Task data —
================================

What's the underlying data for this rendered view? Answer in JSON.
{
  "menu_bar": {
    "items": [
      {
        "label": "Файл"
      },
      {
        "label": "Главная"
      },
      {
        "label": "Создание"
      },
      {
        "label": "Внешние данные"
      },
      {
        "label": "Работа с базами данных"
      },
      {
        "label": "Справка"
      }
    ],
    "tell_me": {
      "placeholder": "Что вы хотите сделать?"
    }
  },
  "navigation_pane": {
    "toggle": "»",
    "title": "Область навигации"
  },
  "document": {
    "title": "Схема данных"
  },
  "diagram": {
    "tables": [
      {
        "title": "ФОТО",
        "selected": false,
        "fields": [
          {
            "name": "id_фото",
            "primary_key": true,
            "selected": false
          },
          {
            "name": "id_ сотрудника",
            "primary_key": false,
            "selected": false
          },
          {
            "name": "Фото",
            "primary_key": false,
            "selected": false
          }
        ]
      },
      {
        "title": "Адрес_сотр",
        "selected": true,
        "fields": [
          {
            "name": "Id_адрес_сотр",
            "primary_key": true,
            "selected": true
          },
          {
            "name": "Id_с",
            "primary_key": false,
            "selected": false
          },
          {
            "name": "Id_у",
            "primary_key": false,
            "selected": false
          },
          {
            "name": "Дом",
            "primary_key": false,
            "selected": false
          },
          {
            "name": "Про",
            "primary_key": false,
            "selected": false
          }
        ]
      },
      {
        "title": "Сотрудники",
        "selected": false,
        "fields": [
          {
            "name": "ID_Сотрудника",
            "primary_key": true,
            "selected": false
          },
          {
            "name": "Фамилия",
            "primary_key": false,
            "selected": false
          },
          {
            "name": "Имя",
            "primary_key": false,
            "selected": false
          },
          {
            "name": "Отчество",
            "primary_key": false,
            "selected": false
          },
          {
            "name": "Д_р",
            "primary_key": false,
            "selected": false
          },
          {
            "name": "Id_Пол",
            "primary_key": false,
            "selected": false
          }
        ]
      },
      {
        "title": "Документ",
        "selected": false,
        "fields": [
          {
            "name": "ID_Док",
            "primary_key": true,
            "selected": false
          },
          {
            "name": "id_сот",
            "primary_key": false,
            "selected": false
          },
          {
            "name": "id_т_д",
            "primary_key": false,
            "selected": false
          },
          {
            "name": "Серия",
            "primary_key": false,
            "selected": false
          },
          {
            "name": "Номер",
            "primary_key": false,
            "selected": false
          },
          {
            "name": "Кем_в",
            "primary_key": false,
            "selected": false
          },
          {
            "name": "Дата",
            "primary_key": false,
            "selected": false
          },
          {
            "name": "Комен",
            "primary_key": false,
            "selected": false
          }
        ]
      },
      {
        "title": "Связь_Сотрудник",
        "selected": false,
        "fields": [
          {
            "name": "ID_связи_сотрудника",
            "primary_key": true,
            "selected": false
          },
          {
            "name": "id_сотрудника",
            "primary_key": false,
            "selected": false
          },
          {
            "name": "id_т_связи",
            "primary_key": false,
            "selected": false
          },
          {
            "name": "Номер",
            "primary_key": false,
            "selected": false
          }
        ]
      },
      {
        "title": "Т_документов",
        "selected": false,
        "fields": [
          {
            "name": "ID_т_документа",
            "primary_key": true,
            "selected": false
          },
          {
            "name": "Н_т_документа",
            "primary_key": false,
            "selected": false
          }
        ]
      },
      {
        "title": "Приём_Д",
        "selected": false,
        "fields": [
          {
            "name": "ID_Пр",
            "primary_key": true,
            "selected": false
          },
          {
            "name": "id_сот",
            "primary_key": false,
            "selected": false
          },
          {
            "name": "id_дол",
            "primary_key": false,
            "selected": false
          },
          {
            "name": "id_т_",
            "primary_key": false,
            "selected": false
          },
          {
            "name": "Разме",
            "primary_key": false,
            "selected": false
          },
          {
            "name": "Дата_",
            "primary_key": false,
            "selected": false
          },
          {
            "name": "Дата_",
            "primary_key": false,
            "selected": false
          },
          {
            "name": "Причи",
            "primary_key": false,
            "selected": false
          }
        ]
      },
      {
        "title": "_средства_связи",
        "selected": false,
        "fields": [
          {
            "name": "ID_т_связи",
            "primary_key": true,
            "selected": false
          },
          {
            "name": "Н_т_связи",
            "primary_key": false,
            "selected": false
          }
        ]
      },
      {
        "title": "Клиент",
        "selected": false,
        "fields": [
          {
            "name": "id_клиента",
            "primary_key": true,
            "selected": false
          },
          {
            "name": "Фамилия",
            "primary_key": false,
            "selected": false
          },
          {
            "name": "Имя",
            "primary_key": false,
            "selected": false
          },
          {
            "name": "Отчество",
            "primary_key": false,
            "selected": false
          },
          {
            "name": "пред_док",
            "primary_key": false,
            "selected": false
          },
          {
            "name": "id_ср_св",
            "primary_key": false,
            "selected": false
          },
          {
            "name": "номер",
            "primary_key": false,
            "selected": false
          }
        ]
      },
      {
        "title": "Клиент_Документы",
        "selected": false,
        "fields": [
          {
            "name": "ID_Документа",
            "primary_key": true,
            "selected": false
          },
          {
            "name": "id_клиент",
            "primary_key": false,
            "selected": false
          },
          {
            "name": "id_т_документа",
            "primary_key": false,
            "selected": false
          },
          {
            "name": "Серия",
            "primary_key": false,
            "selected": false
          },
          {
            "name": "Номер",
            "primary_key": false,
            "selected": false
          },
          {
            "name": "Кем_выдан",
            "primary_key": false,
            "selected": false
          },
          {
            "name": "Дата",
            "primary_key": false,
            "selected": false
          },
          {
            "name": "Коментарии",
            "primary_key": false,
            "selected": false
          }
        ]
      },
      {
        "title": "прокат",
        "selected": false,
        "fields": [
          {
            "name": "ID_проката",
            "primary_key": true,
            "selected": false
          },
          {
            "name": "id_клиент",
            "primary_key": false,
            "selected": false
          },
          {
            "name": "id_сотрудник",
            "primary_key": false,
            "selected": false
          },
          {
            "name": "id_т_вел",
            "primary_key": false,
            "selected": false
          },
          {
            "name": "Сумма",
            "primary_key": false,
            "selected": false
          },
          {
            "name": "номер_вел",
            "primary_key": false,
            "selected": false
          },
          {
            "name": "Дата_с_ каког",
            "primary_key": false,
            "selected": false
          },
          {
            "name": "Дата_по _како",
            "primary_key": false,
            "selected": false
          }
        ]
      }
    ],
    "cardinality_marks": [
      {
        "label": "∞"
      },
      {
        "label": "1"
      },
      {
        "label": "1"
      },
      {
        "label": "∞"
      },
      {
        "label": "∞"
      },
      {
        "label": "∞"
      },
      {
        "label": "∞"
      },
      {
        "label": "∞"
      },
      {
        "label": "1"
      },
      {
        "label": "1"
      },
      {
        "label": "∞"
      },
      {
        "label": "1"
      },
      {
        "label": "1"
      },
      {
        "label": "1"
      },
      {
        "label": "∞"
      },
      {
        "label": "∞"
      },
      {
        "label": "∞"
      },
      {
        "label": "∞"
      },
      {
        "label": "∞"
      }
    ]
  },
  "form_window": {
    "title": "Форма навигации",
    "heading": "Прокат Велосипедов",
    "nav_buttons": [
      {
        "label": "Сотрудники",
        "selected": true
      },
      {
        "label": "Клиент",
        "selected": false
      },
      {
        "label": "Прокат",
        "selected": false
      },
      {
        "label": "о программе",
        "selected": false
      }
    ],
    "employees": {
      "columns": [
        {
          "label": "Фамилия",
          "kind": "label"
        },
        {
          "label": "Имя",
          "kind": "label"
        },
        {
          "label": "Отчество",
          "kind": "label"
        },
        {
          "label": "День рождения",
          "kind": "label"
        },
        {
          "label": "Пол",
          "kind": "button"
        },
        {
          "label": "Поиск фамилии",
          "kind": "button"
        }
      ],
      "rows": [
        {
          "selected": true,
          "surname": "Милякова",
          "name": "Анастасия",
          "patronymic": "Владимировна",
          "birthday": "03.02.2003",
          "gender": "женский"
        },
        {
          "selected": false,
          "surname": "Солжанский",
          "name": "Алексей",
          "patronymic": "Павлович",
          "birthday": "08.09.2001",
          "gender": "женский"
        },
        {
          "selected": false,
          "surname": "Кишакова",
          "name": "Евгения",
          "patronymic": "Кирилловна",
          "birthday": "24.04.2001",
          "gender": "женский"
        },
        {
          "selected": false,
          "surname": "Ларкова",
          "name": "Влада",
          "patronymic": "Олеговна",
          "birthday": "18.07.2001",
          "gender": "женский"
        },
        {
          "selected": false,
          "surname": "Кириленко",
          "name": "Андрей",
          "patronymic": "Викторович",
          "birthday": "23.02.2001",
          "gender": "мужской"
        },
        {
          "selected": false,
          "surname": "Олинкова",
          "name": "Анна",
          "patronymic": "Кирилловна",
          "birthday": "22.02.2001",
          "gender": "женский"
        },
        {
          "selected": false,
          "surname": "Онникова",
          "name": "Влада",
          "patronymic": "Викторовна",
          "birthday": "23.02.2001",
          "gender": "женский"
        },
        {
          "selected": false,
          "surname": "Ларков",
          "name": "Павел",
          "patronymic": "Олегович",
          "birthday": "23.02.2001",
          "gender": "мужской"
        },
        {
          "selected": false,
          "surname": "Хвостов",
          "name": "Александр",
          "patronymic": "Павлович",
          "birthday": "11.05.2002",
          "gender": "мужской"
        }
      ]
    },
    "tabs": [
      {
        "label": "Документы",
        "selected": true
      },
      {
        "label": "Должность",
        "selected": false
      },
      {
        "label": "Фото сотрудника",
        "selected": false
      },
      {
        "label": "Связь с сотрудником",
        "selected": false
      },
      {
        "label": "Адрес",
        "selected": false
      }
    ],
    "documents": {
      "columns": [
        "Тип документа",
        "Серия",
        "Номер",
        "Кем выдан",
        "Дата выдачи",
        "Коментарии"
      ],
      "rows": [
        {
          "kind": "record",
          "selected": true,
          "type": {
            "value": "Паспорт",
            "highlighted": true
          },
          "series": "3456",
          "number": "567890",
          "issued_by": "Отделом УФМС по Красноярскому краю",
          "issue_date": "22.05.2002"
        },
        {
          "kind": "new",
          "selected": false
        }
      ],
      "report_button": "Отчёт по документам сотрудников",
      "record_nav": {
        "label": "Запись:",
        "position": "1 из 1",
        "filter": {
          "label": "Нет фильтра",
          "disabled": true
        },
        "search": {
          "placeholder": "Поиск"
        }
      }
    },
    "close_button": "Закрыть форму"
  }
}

================================

What to produce — Note each line of the entries that has "birthday" in it, and copy those lines.

Correct output —
          "birthday": "03.02.2003",
          "birthday": "08.09.2001",
          "birthday": "24.04.2001",
          "birthday": "18.07.2001",
          "birthday": "23.02.2001",
          "birthday": "22.02.2001",
          "birthday": "23.02.2001",
          "birthday": "23.02.2001",
          "birthday": "11.05.2002",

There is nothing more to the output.